What you need to do -
All the data below goes into the copy word for word, but the pictures don't.

[START]

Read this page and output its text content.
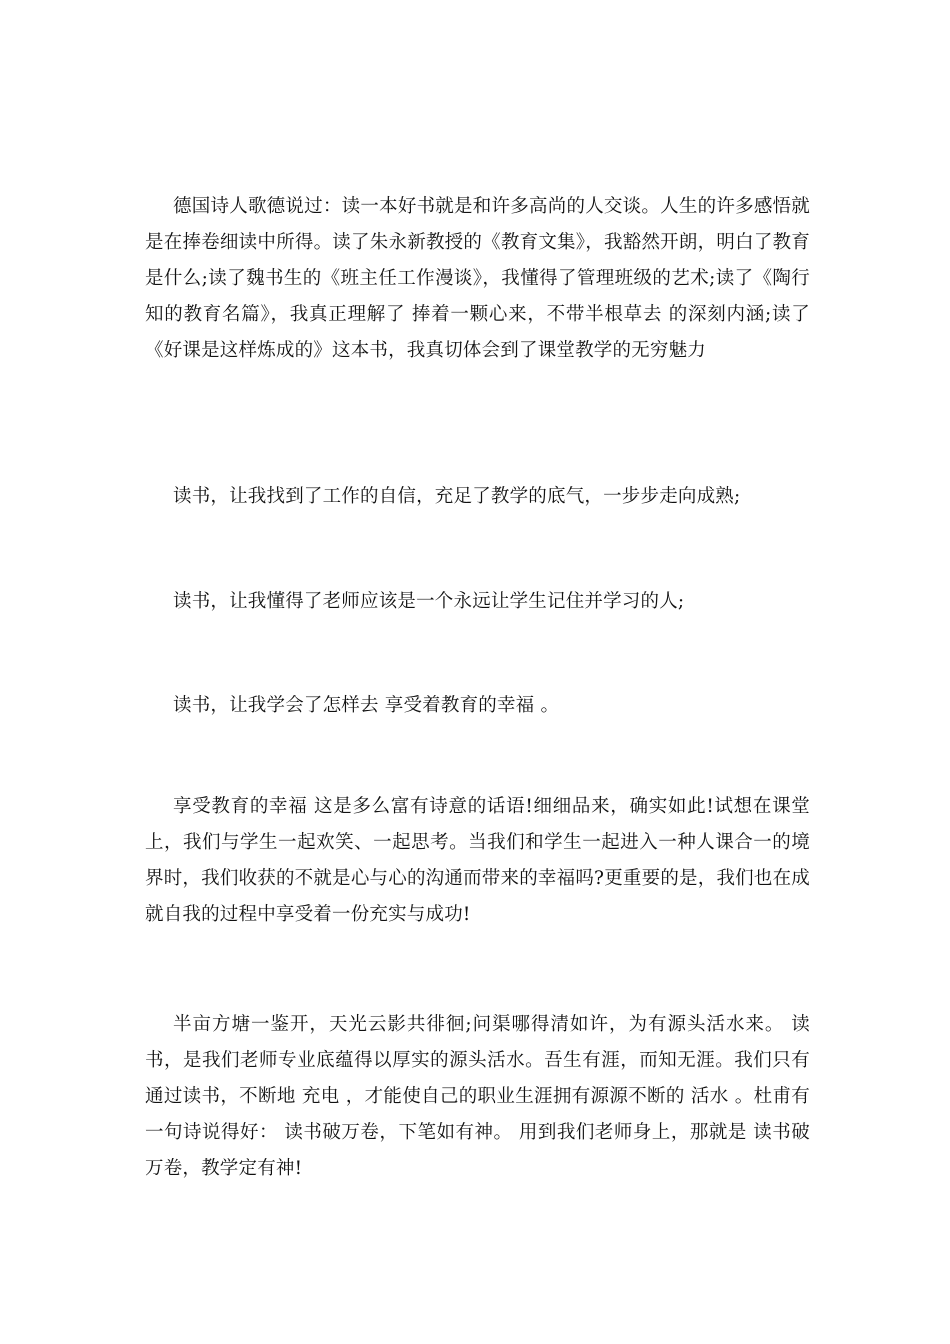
德国诗人歌德说过：读一本好书就是和许多高尚的人交谈。人生的许多感悟就是在捧卷细读中所得。读了朱永新教授的《教育文集》，我豁然开朗，明白了教育是什么;读了魏书生的《班主任工作漫谈》，我懂得了管理班级的艺术;读了《陶行知的教育名篇》，我真正理解了 捧着一颗心来，不带半根草去 的深刻内涵;读了《好课是这样炼成的》这本书，我真切体会到了课堂教学的无穷魅力

读书，让我找到了工作的自信，充足了教学的底气，一步步走向成熟;

读书，让我懂得了老师应该是一个永远让学生记住并学习的人;

读书，让我学会了怎样去 享受着教育的幸福 。

享受教育的幸福 这是多么富有诗意的话语!细细品来，确实如此!试想在课堂上，我们与学生一起欢笑、一起思考。当我们和学生一起进入一种人课合一的境界时，我们收获的不就是心与心的沟通而带来的幸福吗?更重要的是，我们也在成就自我的过程中享受着一份充实与成功!

半亩方塘一鉴开，天光云影共徘徊;问渠哪得清如许，为有源头活水来。 读书，是我们老师专业底蕴得以厚实的源头活水。吾生有涯，而知无涯。我们只有通过读书，不断地 充电 ，才能使自己的职业生涯拥有源源不断的 活水 。杜甫有一句诗说得好： 读书破万卷，下笔如有神。 用到我们老师身上，那就是 读书破万卷，教学定有神!
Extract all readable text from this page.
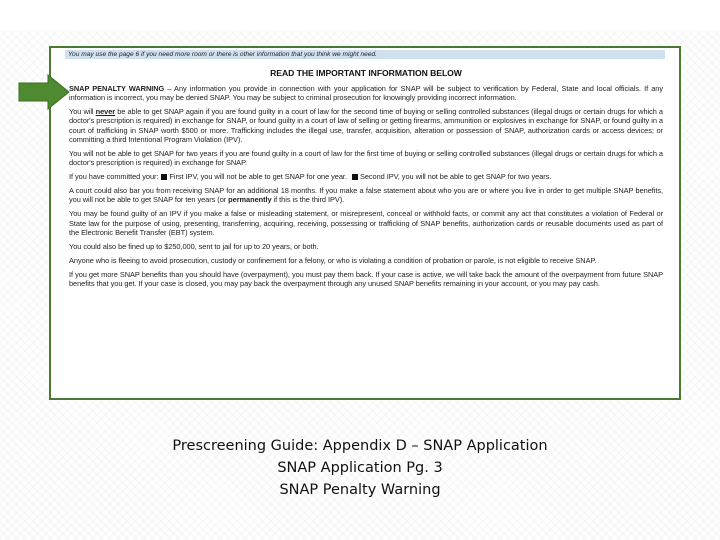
You may use the page 6 if you need more room or there is other information that you think we might need.
READ THE IMPORTANT INFORMATION BELOW

SNAP PENALTY WARNING – Any information you provide in connection with your application for SNAP will be subject to verification by Federal, State and local officials. If any information is incorrect, you may be denied SNAP. You may be subject to criminal prosecution for knowingly providing incorrect information.

You will never be able to get SNAP again if you are found guilty in a court of law for the second time of buying or selling controlled substances (illegal drugs or certain drugs for which a doctor's prescription is required) in exchange for SNAP, or found guilty in a court of law of selling or getting firearms, ammunition or explosives in exchange for SNAP, or found guilty in a court of trafficking in SNAP worth $500 or more. Trafficking includes the illegal use, transfer, acquisition, alteration or possession of SNAP, authorization cards or access devices; or committing a third Intentional Program Violation (IPV).

You will not be able to get SNAP for two years if you are found guilty in a court of law for the first time of buying or selling controlled substances (illegal drugs or certain drugs for which a doctor's prescription is required) in exchange for SNAP.

If you have committed your: First IPV, you will not be able to get SNAP for one year. Second IPV, you will not be able to get SNAP for two years.

A court could also bar you from receiving SNAP for an additional 18 months. If you make a false statement about who you are or where you live in order to get multiple SNAP benefits, you will not be able to get SNAP for ten years (or permanently if this is the third IPV).

You may be found guilty of an IPV if you make a false or misleading statement, or misrepresent, conceal or withhold facts, or commit any act that constitutes a violation of Federal or State law for the purpose of using, presenting, transferring, acquiring, receiving, possessing or trafficking of SNAP benefits, authorization cards or reusable documents used as part of the Electronic Benefit Transfer (EBT) system.

You could also be fined up to $250,000, sent to jail for up to 20 years, or both.

Anyone who is fleeing to avoid prosecution, custody or confinement for a felony, or who is violating a condition of probation or parole, is not eligible to receive SNAP.

If you get more SNAP benefits than you should have (overpayment), you must pay them back. If your case is active, we will take back the amount of the overpayment from future SNAP benefits that you get. If your case is closed, you may pay back the overpayment through any unused SNAP benefits remaining in your account, or you may pay cash.

Prescreening Guide: Appendix D – SNAP Application
SNAP Application Pg. 3
SNAP Penalty Warning
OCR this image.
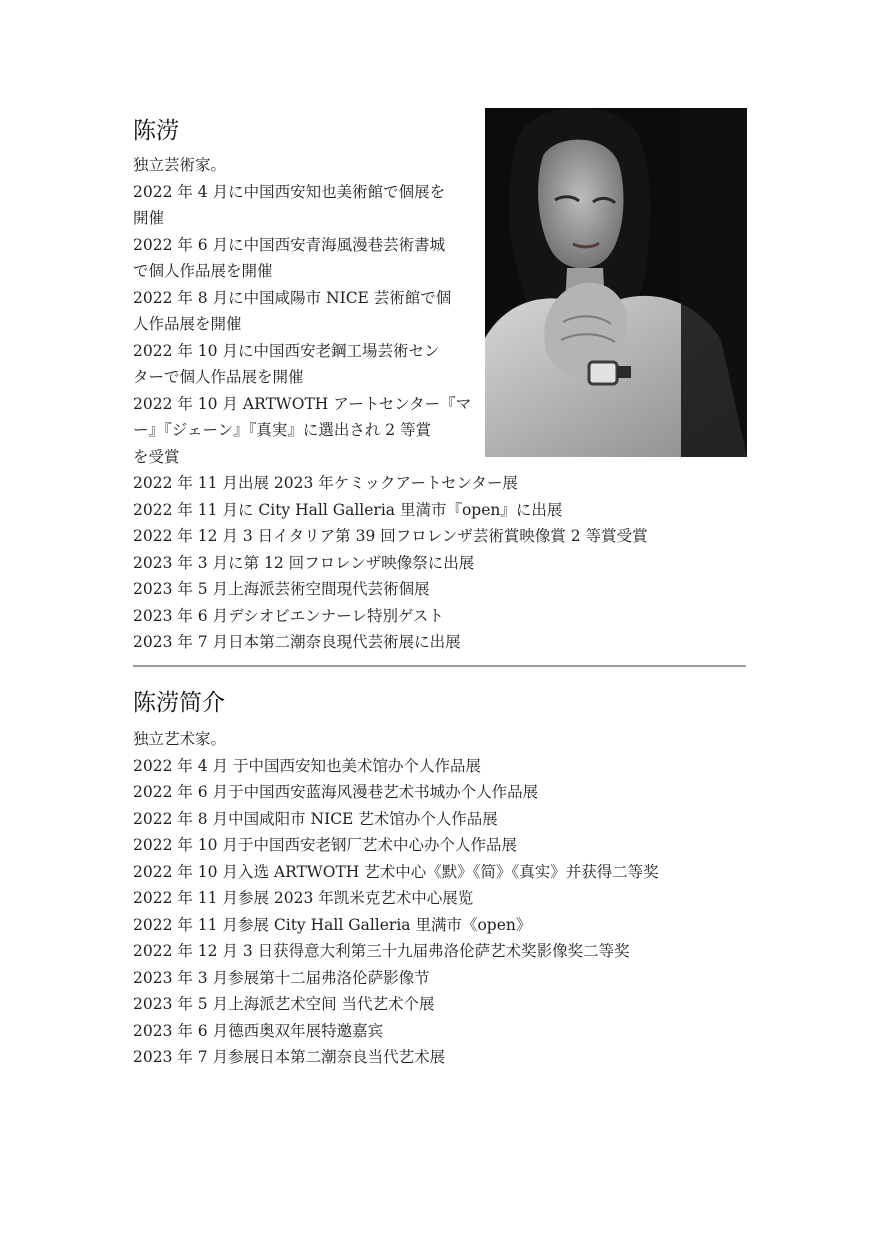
陈涝
独立芸術家。
2022 年 4 月に中国西安知也美術館で個展を
開催
2022 年 6 月に中国西安青海風漫巷芸術書城
で個人作品展を開催
2022 年 8 月に中国咸陽市 NICE 芸術館で個
人作品展を開催
2022 年 10 月に中国西安老鋼工場芸術セン
ターで個人作品展を開催
2022 年 10 月 ARTWOTH アートセンター『マ
ー』『ジェーン』『真実』に選出され 2 等賞
を受賞
2022 年 11 月出展 2023 年ケミックアートセンター展
2022 年 11 月に City Hall Galleria 里満市『open』に出展
2022 年 12 月 3 日イタリア第 39 回フロレンザ芸術賞映像賞 2 等賞受賞
2023 年 3 月に第 12 回フロレンザ映像祭に出展
2023 年 5 月上海派芸術空間現代芸術個展
2023 年 6 月デシオビエンナーレ特別ゲスト
2023 年 7 月日本第二潮奈良現代芸術展に出展
陈涝简介
独立艺术家。
2022 年 4 月 于中国西安知也美术馆办个人作品展
2022 年 6 月于中国西安蓝海风漫巷艺术书城办个人作品展
2022 年 8 月中国咸阳市 NICE 艺术馆办个人作品展
2022 年 10 月于中国西安老钢厂艺术中心办个人作品展
2022 年 10 月入选 ARTWOTH 艺术中心《默》《简》《真实》并获得二等奖
2022 年 11 月参展 2023 年凯米克艺术中心展览
2022 年 11 月参展 City Hall Galleria 里满市《open》
2022 年 12 月 3 日获得意大利第三十九届弗洛伦萨艺术奖影像奖二等奖
2023 年 3 月参展第十二届弗洛伦萨影像节
2023 年 5 月上海派艺术空间 当代艺术个展
2023 年 6 月德西奥双年展特邀嘉宾
2023 年 7 月参展日本第二潮奈良当代艺术展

[END]

Result for this exercise -
Read this page and output its text content.
德国诗人歌德说过：读一本好书就是和许多高尚的人交谈。人生的许多感悟就是在捧卷细读中所得。读了朱永新教授的《教育文集》，我豁然开朗，明白了教育是什么;读了魏书生的《班主任工作漫谈》，我懂得了管理班级的艺术;读了《陶行知的教育名篇》，我真正理解了 捧着一颗心来，不带半根草去 的深刻内涵;读了《好课是这样炼成的》这本书，我真切体会到了课堂教学的无穷魅力

读书，让我找到了工作的自信，充足了教学的底气，一步步走向成熟;

读书，让我懂得了老师应该是一个永远让学生记住并学习的人;

读书，让我学会了怎样去 享受着教育的幸福 。

享受教育的幸福 这是多么富有诗意的话语!细细品来，确实如此!试想在课堂上，我们与学生一起欢笑、一起思考。当我们和学生一起进入一种人课合一的境界时，我们收获的不就是心与心的沟通而带来的幸福吗?更重要的是，我们也在成就自我的过程中享受着一份充实与成功!

半亩方塘一鉴开，天光云影共徘徊;问渠哪得清如许，为有源头活水来。 读书，是我们老师专业底蕴得以厚实的源头活水。吾生有涯，而知无涯。我们只有通过读书，不断地 充电 ，才能使自己的职业生涯拥有源源不断的 活水 。杜甫有一句诗说得好： 读书破万卷，下笔如有神。 用到我们老师身上，那就是 读书破万卷，教学定有神!
Extract all readable text from this page.
You may use the page 6 if you need more room or there is other information that you think we might need.
READ THE IMPORTANT INFORMATION BELOW

SNAP PENALTY WARNING – Any information you provide in connection with your application for SNAP will be subject to verification by Federal, State and local officials. If any information is incorrect, you may be denied SNAP. You may be subject to criminal prosecution for knowingly providing incorrect information.

You will never be able to get SNAP again if you are found guilty in a court of law for the second time of buying or selling controlled substances (illegal drugs or certain drugs for which a doctor's prescription is required) in exchange for SNAP, or found guilty in a court of law of selling or getting firearms, ammunition or explosives in exchange for SNAP, or found guilty in a court of trafficking in SNAP worth $500 or more. Trafficking includes the illegal use, transfer, acquisition, alteration or possession of SNAP, authorization cards or access devices; or committing a third Intentional Program Violation (IPV).

You will not be able to get SNAP for two years if you are found guilty in a court of law for the first time of buying or selling controlled substances (illegal drugs or certain drugs for which a doctor's prescription is required) in exchange for SNAP.

If you have committed your: First IPV, you will not be able to get SNAP for one year. Second IPV, you will not be able to get SNAP for two years.

A court could also bar you from receiving SNAP for an additional 18 months. If you make a false statement about who you are or where you live in order to get multiple SNAP benefits, you will not be able to get SNAP for ten years (or permanently if this is the third IPV).

You may be found guilty of an IPV if you make a false or misleading statement, or misrepresent, conceal or withhold facts, or commit any act that constitutes a violation of Federal or State law for the purpose of using, presenting, transferring, acquiring, receiving, possessing or trafficking of SNAP benefits, authorization cards or reusable documents used as part of the Electronic Benefit Transfer (EBT) system.

You could also be fined up to $250,000, sent to jail for up to 20 years, or both.

Anyone who is fleeing to avoid prosecution, custody or confinement for a felony, or who is violating a condition of probation or parole, is not eligible to receive SNAP.

If you get more SNAP benefits than you should have (overpayment), you must pay them back. If your case is active, we will take back the amount of the overpayment from future SNAP benefits that you get. If your case is closed, you may pay back the overpayment through any unused SNAP benefits remaining in your account, or you may pay cash.

Prescreening Guide: Appendix D – SNAP Application
SNAP Application Pg. 3
SNAP Penalty Warning
OCR this image.
陈涝
独立芸術家。
2022 年 4 月に中国西安知也美術館で個展を
開催
2022 年 6 月に中国西安青海風漫巷芸術書城
で個人作品展を開催
2022 年 8 月に中国咸陽市 NICE 芸術館で個
人作品展を開催
2022 年 10 月に中国西安老鋼工場芸術セン
ターで個人作品展を開催
2022 年 10 月 ARTWOTH アートセンター『マ
ー』『ジェーン』『真実』に選出され 2 等賞
を受賞
2022 年 11 月出展 2023 年ケミックアートセンター展
2022 年 11 月に City Hall Galleria 里満市『open』に出展
2022 年 12 月 3 日イタリア第 39 回フロレンザ芸術賞映像賞 2 等賞受賞
2023 年 3 月に第 12 回フロレンザ映像祭に出展
2023 年 5 月上海派芸術空間現代芸術個展
2023 年 6 月デシオビエンナーレ特別ゲスト
2023 年 7 月日本第二潮奈良現代芸術展に出展
陈涝简介
独立艺术家。
2022 年 4 月 于中国西安知也美术馆办个人作品展
2022 年 6 月于中国西安蓝海风漫巷艺术书城办个人作品展
2022 年 8 月中国咸阳市 NICE 艺术馆办个人作品展
2022 年 10 月于中国西安老钢厂艺术中心办个人作品展
2022 年 10 月入选 ARTWOTH 艺术中心《默》《简》《真实》并获得二等奖
2022 年 11 月参展 2023 年凯米克艺术中心展览
2022 年 11 月参展 City Hall Galleria 里满市《open》
2022 年 12 月 3 日获得意大利第三十九届弗洛伦萨艺术奖影像奖二等奖
2023 年 3 月参展第十二届弗洛伦萨影像节
2023 年 5 月上海派艺术空间 当代艺术个展
2023 年 6 月德西奥双年展特邀嘉宾
2023 年 7 月参展日本第二潮奈良当代艺术展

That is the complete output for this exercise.